Repeat exactly, and only, the lines from the line bearing "Convert this screenshot" through the end of the material. Do not copy the pictures.

— begin SUPPLIED RECORDS —

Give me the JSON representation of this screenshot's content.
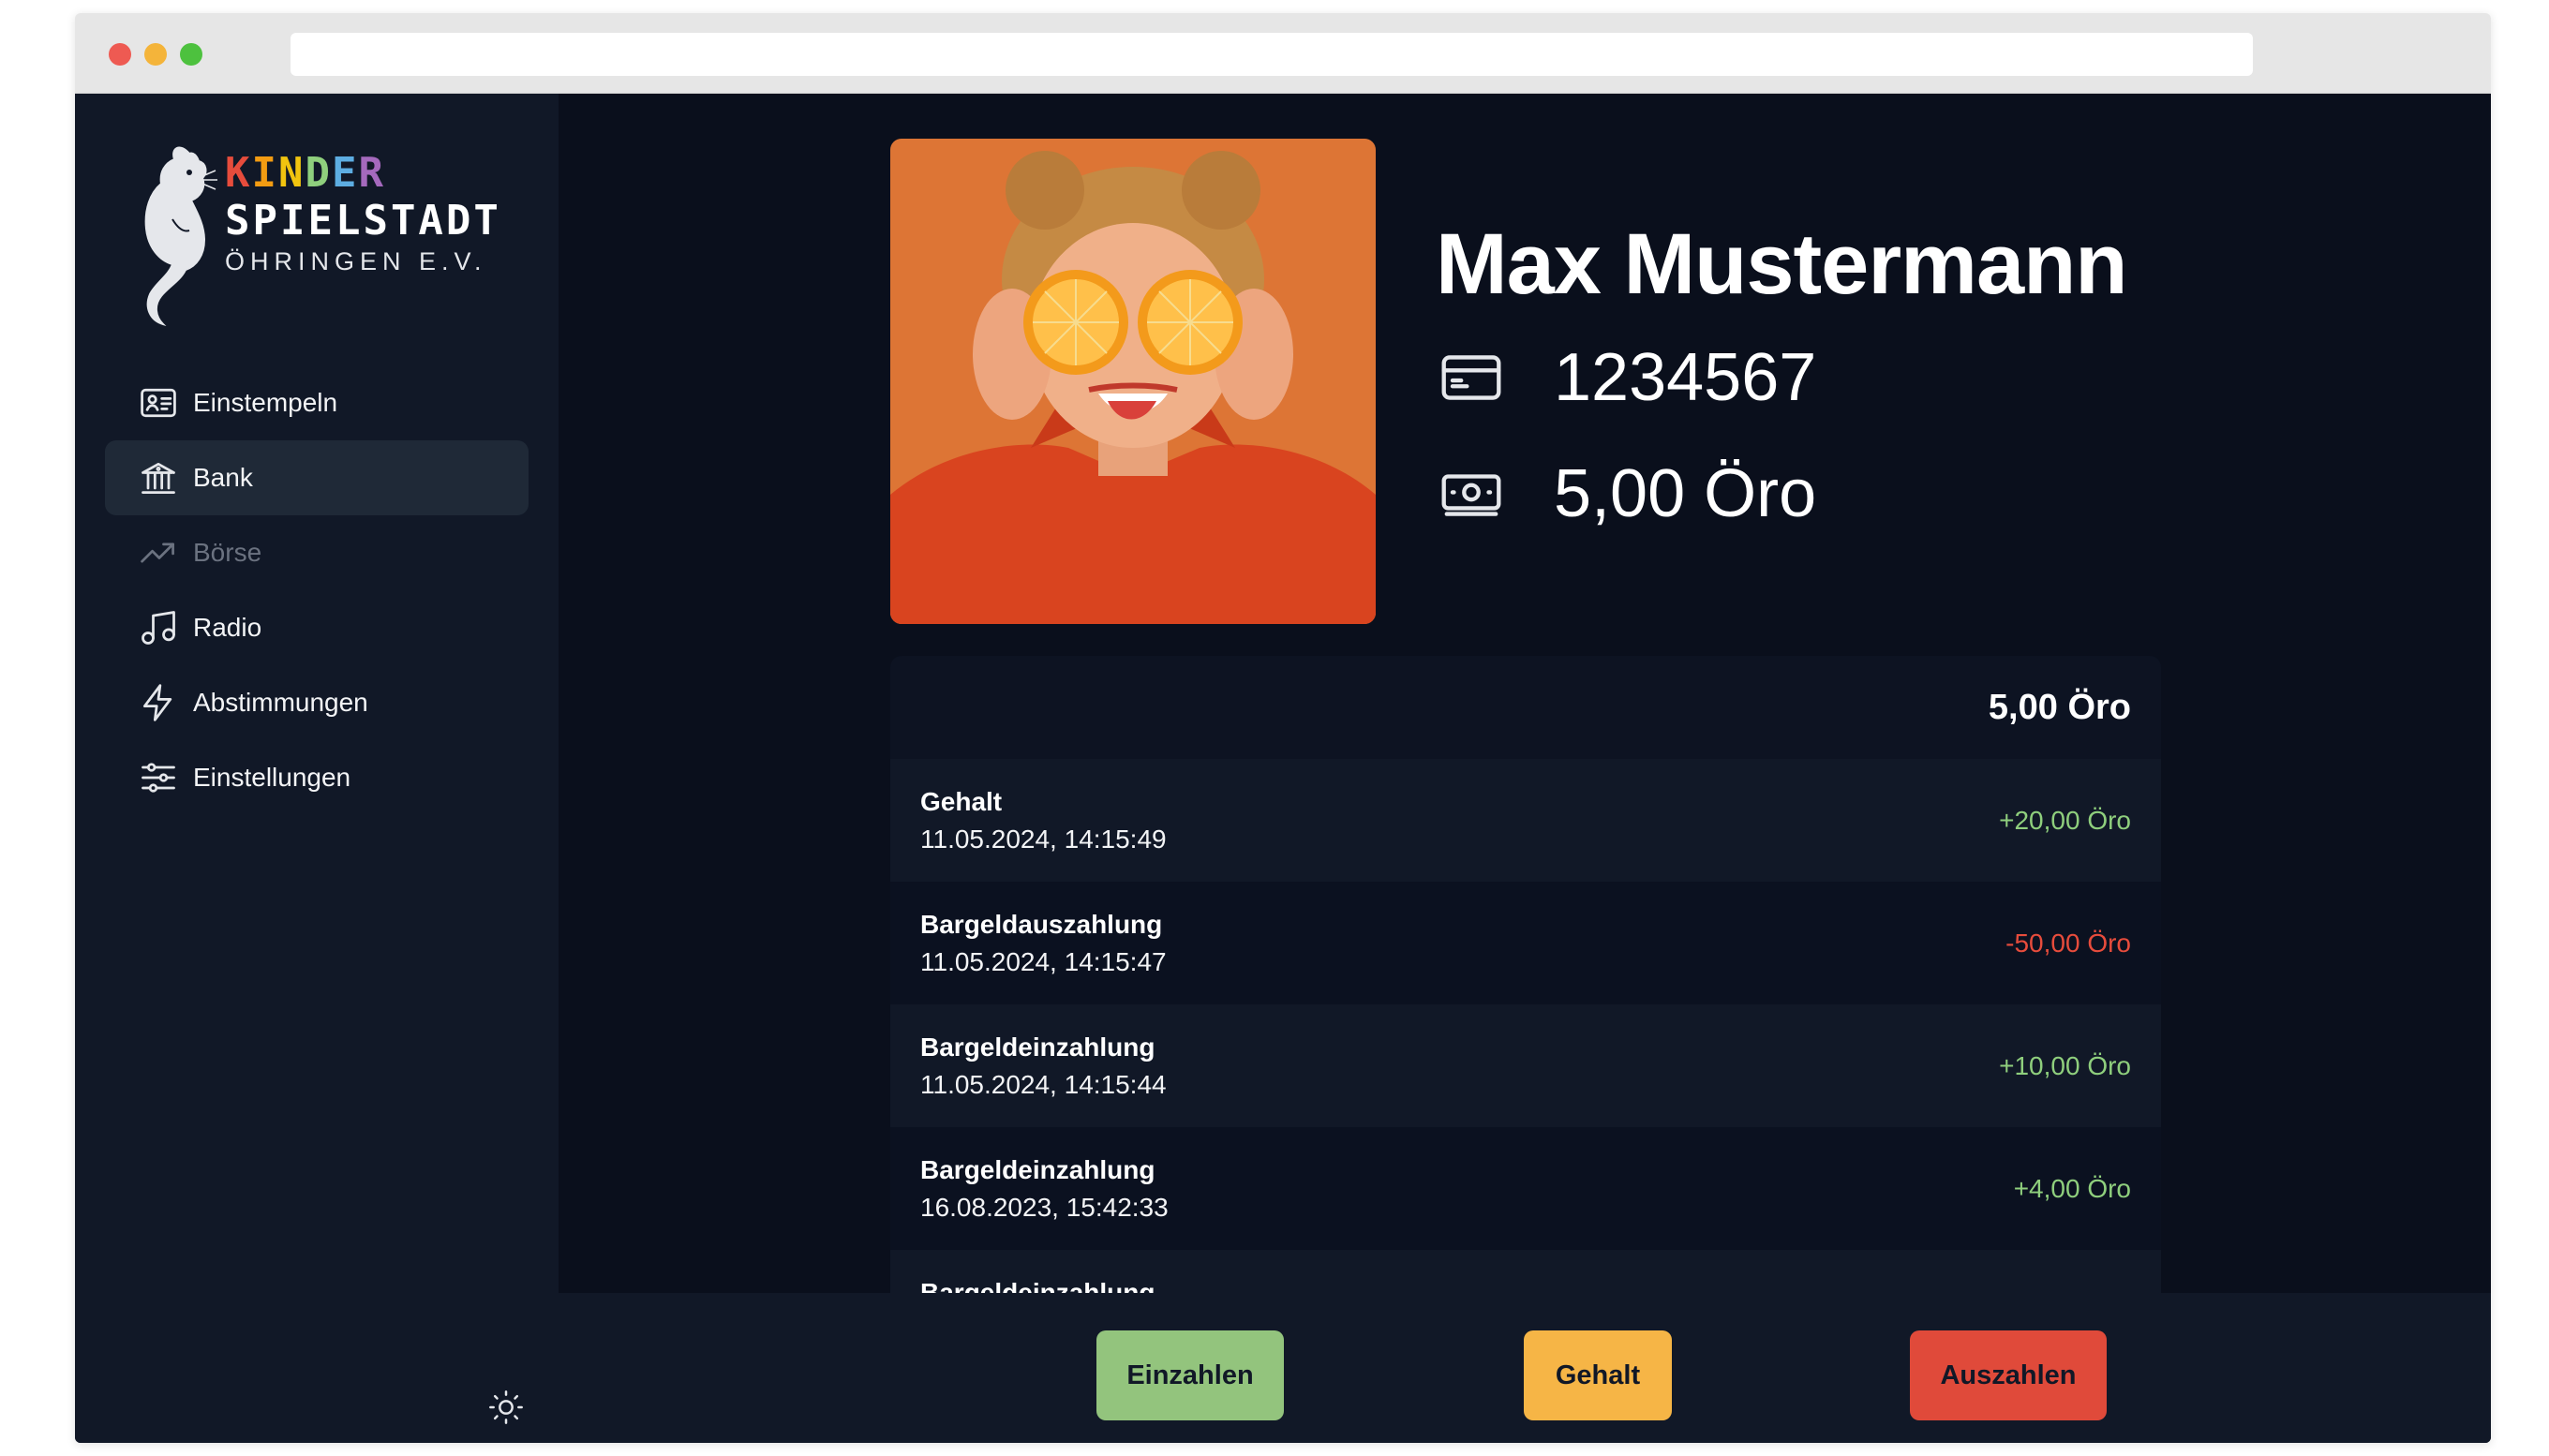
{
  "logo": {
    "kinder_letters": [
      {
        "ch": "K",
        "color": "#e74c3c"
      },
      {
        "ch": "I",
        "color": "#f39c12"
      },
      {
        "ch": "N",
        "color": "#f1c40f"
      },
      {
        "ch": "D",
        "color": "#8fcf7d"
      },
      {
        "ch": "E",
        "color": "#5dade2"
      },
      {
        "ch": "R",
        "color": "#a569bd"
      }
    ],
    "line2": "SPIELSTADT",
    "line3": "ÖHRINGEN E.V."
  },
  "sidebar": {
    "items": [
      {
        "label": "Einstempeln",
        "icon": "id-card-icon",
        "active": false,
        "disabled": false
      },
      {
        "label": "Bank",
        "icon": "bank-icon",
        "active": true,
        "disabled": false
      },
      {
        "label": "Börse",
        "icon": "trending-up-icon",
        "active": false,
        "disabled": true
      },
      {
        "label": "Radio",
        "icon": "music-note-icon",
        "active": false,
        "disabled": false
      },
      {
        "label": "Abstimmungen",
        "icon": "lightning-icon",
        "active": false,
        "disabled": false
      },
      {
        "label": "Einstellungen",
        "icon": "sliders-icon",
        "active": false,
        "disabled": false
      }
    ],
    "theme_icon": "sun-icon"
  },
  "profile": {
    "name": "Max Mustermann",
    "card_number": "1234567",
    "balance": "5,00 Öro",
    "card_icon": "credit-card-icon",
    "balance_icon": "banknote-icon"
  },
  "transactions": {
    "total": "5,00 Öro",
    "rows": [
      {
        "title": "Gehalt",
        "date": "11.05.2024, 14:15:49",
        "amount": "+20,00 Öro",
        "sign": "pos"
      },
      {
        "title": "Bargeldauszahlung",
        "date": "11.05.2024, 14:15:47",
        "amount": "-50,00 Öro",
        "sign": "neg"
      },
      {
        "title": "Bargeldeinzahlung",
        "date": "11.05.2024, 14:15:44",
        "amount": "+10,00 Öro",
        "sign": "pos"
      },
      {
        "title": "Bargeldeinzahlung",
        "date": "16.08.2023, 15:42:33",
        "amount": "+4,00 Öro",
        "sign": "pos"
      },
      {
        "title": "Bargeldeinzahlung",
        "date": "",
        "amount": "",
        "sign": "pos"
      }
    ]
  },
  "actions": {
    "deposit": "Einzahlen",
    "salary": "Gehalt",
    "withdraw": "Auszahlen"
  },
  "colors": {
    "positive": "#8fcf7d",
    "negative": "#e74c3c",
    "deposit_button": "#93c47d",
    "salary_button": "#f6b546",
    "withdraw_button": "#e04a3a"
  }
}
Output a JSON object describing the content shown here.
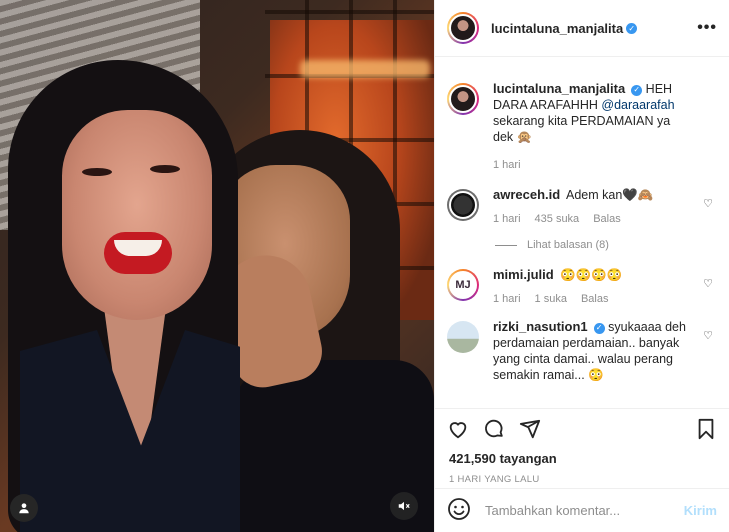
{
  "post": {
    "username": "lucintaluna_manjalita"
  },
  "caption": {
    "username": "lucintaluna_manjalita",
    "text_before": " HEH DARA ARAFAHHH ",
    "mention": "@daraarafah",
    "text_after": " sekarang kita PERDAMAIAN ya dek 🙊 ",
    "time": "1 hari"
  },
  "comments": [
    {
      "username": "awreceh.id",
      "text": "Adem kan🖤🙈",
      "time": "1 hari",
      "likes": "435 suka",
      "reply": "Balas",
      "see_replies": "Lihat balasan (8)"
    },
    {
      "username": "mimi.julid",
      "text": "😳😳😳😳",
      "time": "1 hari",
      "likes": "1 suka",
      "reply": "Balas"
    },
    {
      "username": "rizki_nasution1",
      "text": "syukaaaa deh perdamaian perdamaian.. banyak yang cinta damai.. walau perang semakin ramai... 😳"
    }
  ],
  "stats": {
    "views": "421,590 tayangan",
    "ago": "1 HARI YANG LALU"
  },
  "add_comment": {
    "placeholder": "Tambahkan komentar...",
    "post_label": "Kirim"
  },
  "colors": {
    "verified": "#3897f0",
    "link": "#00376b",
    "muted": "#8e8e8e",
    "post_disabled": "#b2dffc"
  }
}
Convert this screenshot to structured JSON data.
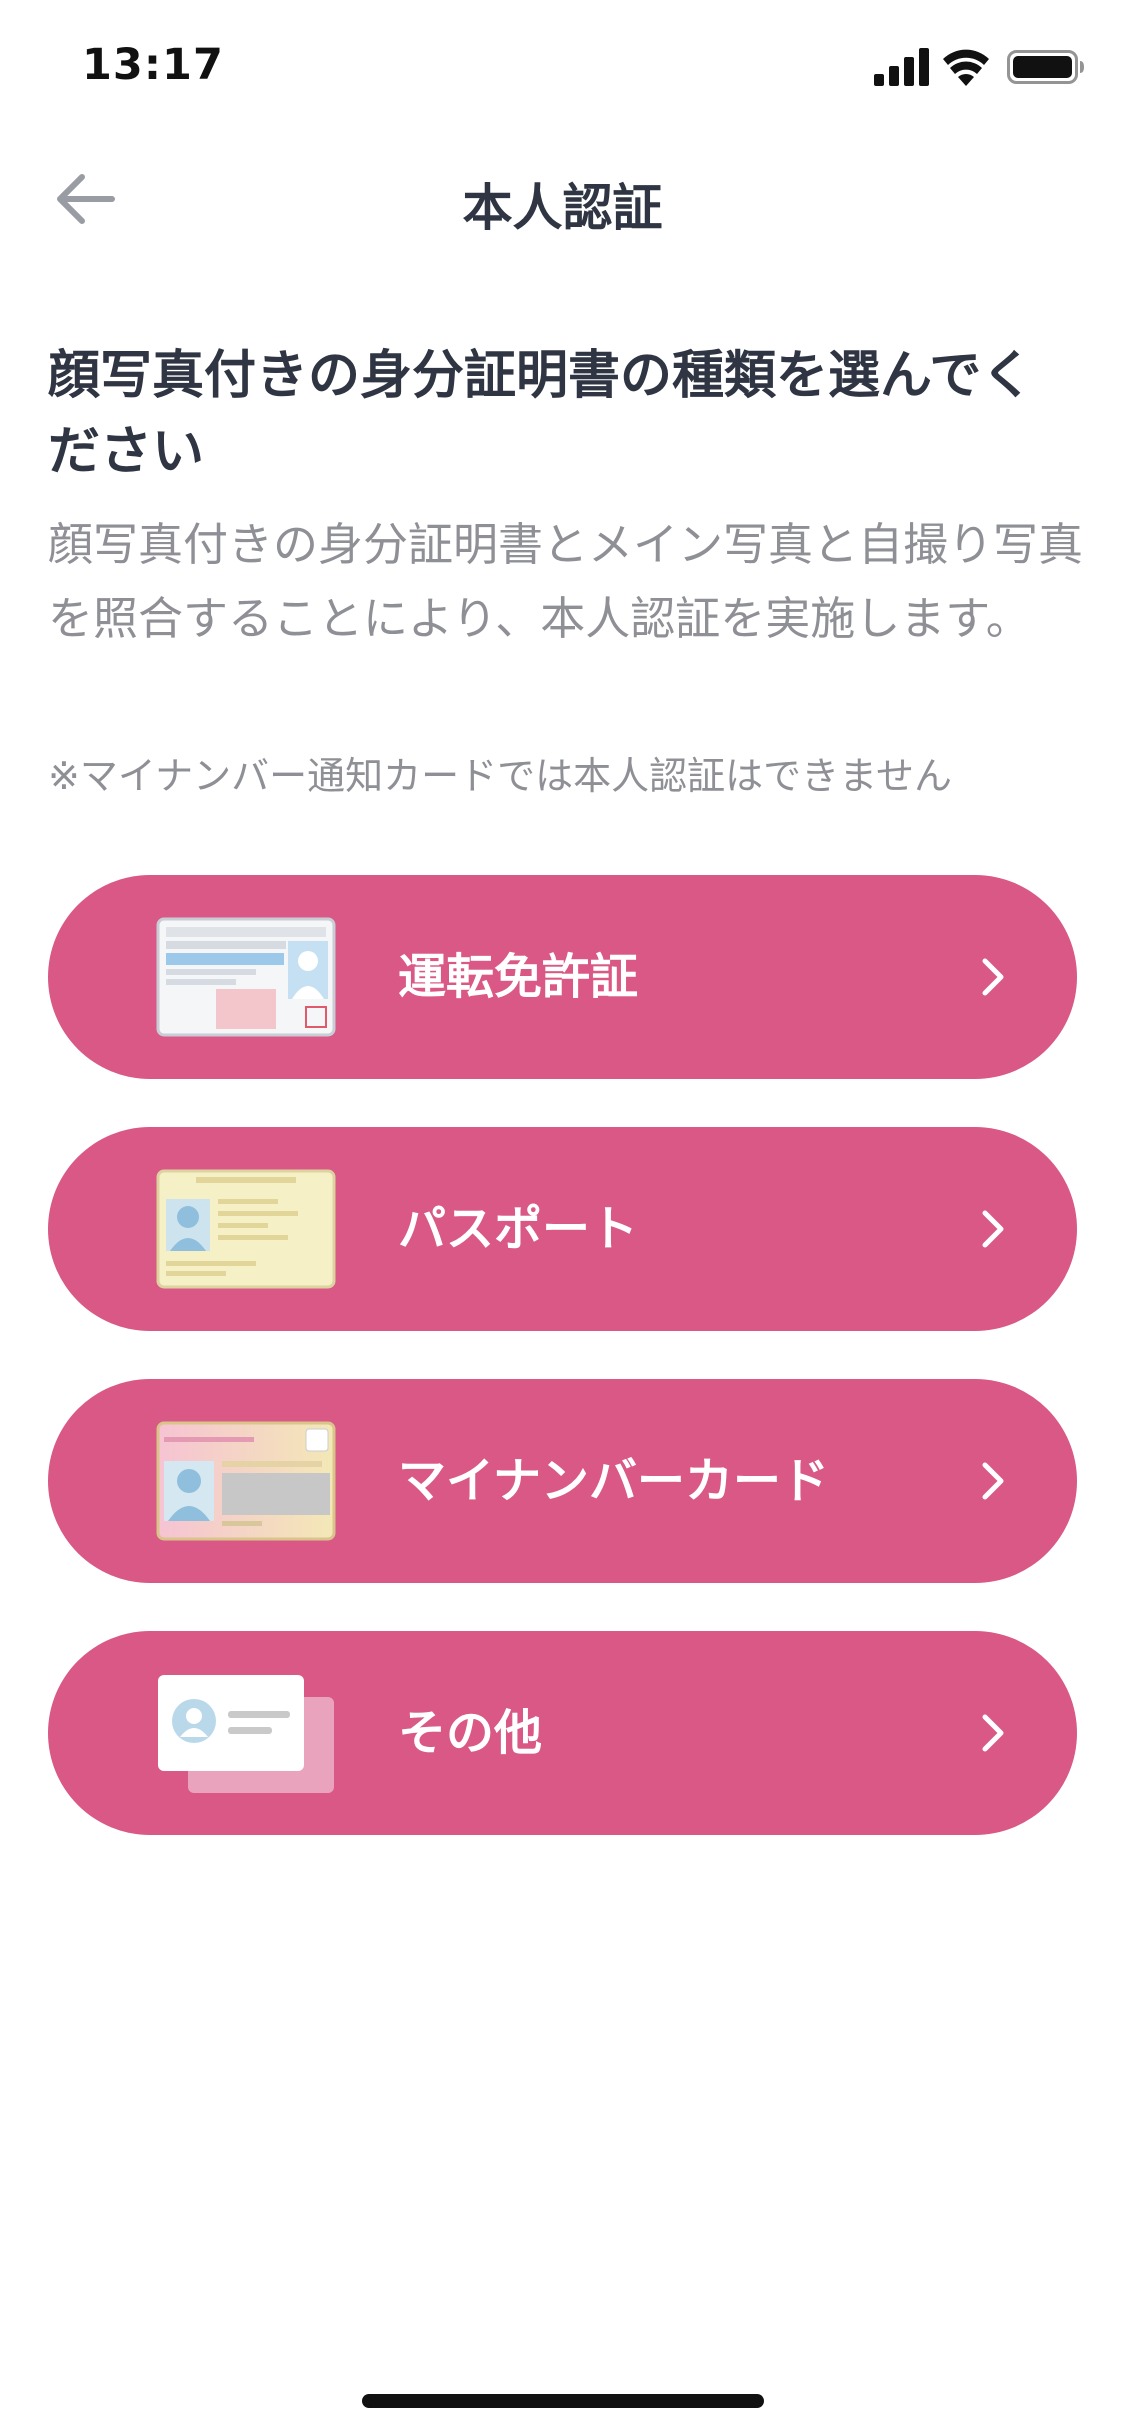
{
  "status_bar": {
    "time": "13:17",
    "icons": [
      "signal-icon",
      "wifi-icon",
      "battery-icon"
    ]
  },
  "nav": {
    "title": "本人認証",
    "back_icon": "arrow-left-icon"
  },
  "content": {
    "heading": "顔写真付きの身分証明書の種類を選んでください",
    "description": "顔写真付きの身分証明書とメイン写真と自撮り写真を照合することにより、本人認証を実施します。",
    "note": "※マイナンバー通知カードでは本人認証はできません"
  },
  "options": [
    {
      "label": "運転免許証",
      "thumb_icon": "drivers-license-icon"
    },
    {
      "label": "パスポート",
      "thumb_icon": "passport-icon"
    },
    {
      "label": "マイナンバーカード",
      "thumb_icon": "my-number-card-icon"
    },
    {
      "label": "その他",
      "thumb_icon": "generic-id-card-icon"
    }
  ],
  "colors": {
    "accent": "#d95885",
    "heading": "#2f3542",
    "muted_text": "#8e9096",
    "background": "#ffffff"
  }
}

— end SUPPLIED RECORDS —

FINISHED TASK:
Convert this screenshot to structured JSON data.
{
  "status_bar": {
    "time": "13:17",
    "icons": [
      "signal-icon",
      "wifi-icon",
      "battery-icon"
    ]
  },
  "nav": {
    "title": "本人認証",
    "back_icon": "arrow-left-icon"
  },
  "content": {
    "heading": "顔写真付きの身分証明書の種類を選んでください",
    "description": "顔写真付きの身分証明書とメイン写真と自撮り写真を照合することにより、本人認証を実施します。",
    "note": "※マイナンバー通知カードでは本人認証はできません"
  },
  "options": [
    {
      "label": "運転免許証",
      "thumb_icon": "drivers-license-icon"
    },
    {
      "label": "パスポート",
      "thumb_icon": "passport-icon"
    },
    {
      "label": "マイナンバーカード",
      "thumb_icon": "my-number-card-icon"
    },
    {
      "label": "その他",
      "thumb_icon": "generic-id-card-icon"
    }
  ],
  "colors": {
    "accent": "#d95885",
    "heading": "#2f3542",
    "muted_text": "#8e9096",
    "background": "#ffffff"
  }
}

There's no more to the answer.